**TASK TO COMPLETE**
Read the lines below. Copy out any that hold the string "Intermittent".

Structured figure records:

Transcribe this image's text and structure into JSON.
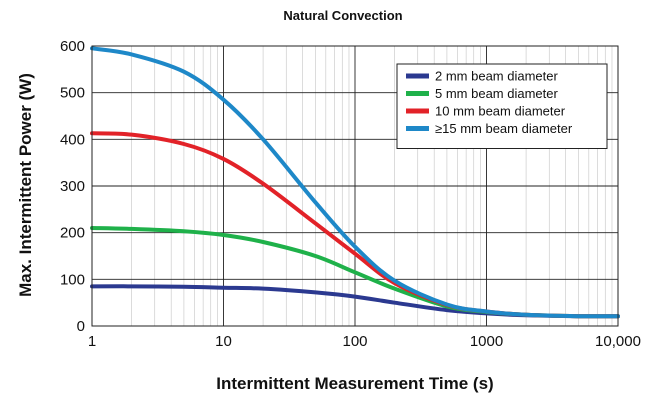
{
  "chart_data": {
    "type": "line",
    "title": "Natural Convection",
    "xlabel": "Intermittent Measurement Time (s)",
    "ylabel": "Max. Intermittent Power (W)",
    "x_scale": "log",
    "xlim": [
      1,
      10000
    ],
    "ylim": [
      0,
      600
    ],
    "x_ticks": [
      1,
      10,
      100,
      1000,
      10000
    ],
    "x_tick_labels": [
      "1",
      "10",
      "100",
      "1000",
      "10,000"
    ],
    "y_ticks": [
      0,
      100,
      200,
      300,
      400,
      500,
      600
    ],
    "y_tick_labels": [
      "0",
      "100",
      "200",
      "300",
      "400",
      "500",
      "600"
    ],
    "grid": true,
    "legend_position": "top-right",
    "series": [
      {
        "name": "2 mm beam diameter",
        "color": "#2b3990",
        "x": [
          1,
          2,
          5,
          10,
          20,
          50,
          100,
          200,
          500,
          1000,
          2000,
          5000,
          10000
        ],
        "y": [
          85,
          85,
          84,
          82,
          80,
          72,
          63,
          50,
          34,
          27,
          23,
          21,
          21
        ]
      },
      {
        "name": "5 mm beam diameter",
        "color": "#1fb14a",
        "x": [
          1,
          2,
          5,
          10,
          20,
          50,
          100,
          200,
          500,
          1000,
          2000,
          5000,
          10000
        ],
        "y": [
          210,
          208,
          203,
          195,
          180,
          150,
          115,
          80,
          42,
          30,
          24,
          21,
          21
        ]
      },
      {
        "name": "10 mm beam diameter",
        "color": "#e22228",
        "x": [
          1,
          2,
          5,
          10,
          20,
          50,
          100,
          200,
          500,
          1000,
          2000,
          5000,
          10000
        ],
        "y": [
          413,
          410,
          390,
          358,
          305,
          220,
          155,
          92,
          45,
          31,
          24,
          21,
          21
        ]
      },
      {
        "name": "≥15 mm beam diameter",
        "color": "#1e88c8",
        "x": [
          1,
          2,
          5,
          10,
          20,
          50,
          100,
          200,
          500,
          1000,
          2000,
          5000,
          10000
        ],
        "y": [
          595,
          582,
          545,
          485,
          400,
          265,
          170,
          97,
          46,
          31,
          24,
          21,
          21
        ]
      }
    ]
  }
}
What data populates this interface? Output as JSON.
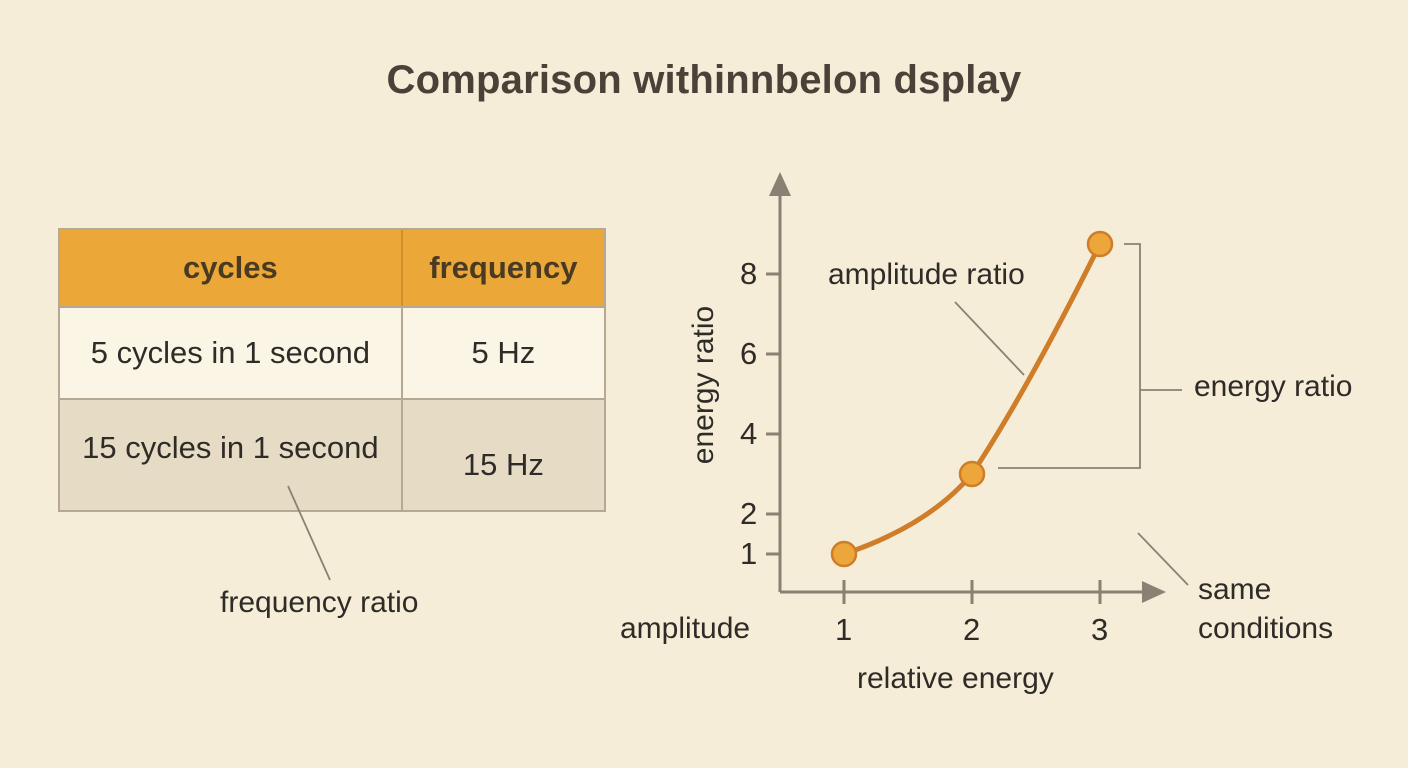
{
  "title": "Comparison withinnbelon dsplay",
  "table": {
    "headers": [
      "cycles",
      "frequency"
    ],
    "rows": [
      [
        "5 cycles in 1 second",
        "5 Hz"
      ],
      [
        "15 cycles in 1 second",
        "15 Hz"
      ]
    ],
    "annotation": "frequency ratio"
  },
  "chart_data": {
    "type": "line",
    "x": [
      1,
      2,
      3
    ],
    "y": [
      1,
      3,
      8.75
    ],
    "xlim": [
      0.5,
      3.5
    ],
    "ylim": [
      0,
      9.5
    ],
    "xticks": [
      "1",
      "2",
      "3"
    ],
    "yticks": [
      "1",
      "2",
      "4",
      "6",
      "8"
    ],
    "xlabel": "relative energy",
    "ylabel": "energy ratio",
    "x_axis_end_label": "amplitude",
    "annotations": {
      "curve": "amplitude ratio",
      "bracket": "energy ratio",
      "note_line1": "same",
      "note_line2": "conditions"
    },
    "colors": {
      "line": "#cf7d28",
      "marker": "#eda63a",
      "axis": "#8a8073"
    }
  }
}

**ANSWER TO THIS EXERCISE**
    "xlabel": "Intermittent Measurement Time (s)",
    "ylabel": "Max. Intermittent Power (W)",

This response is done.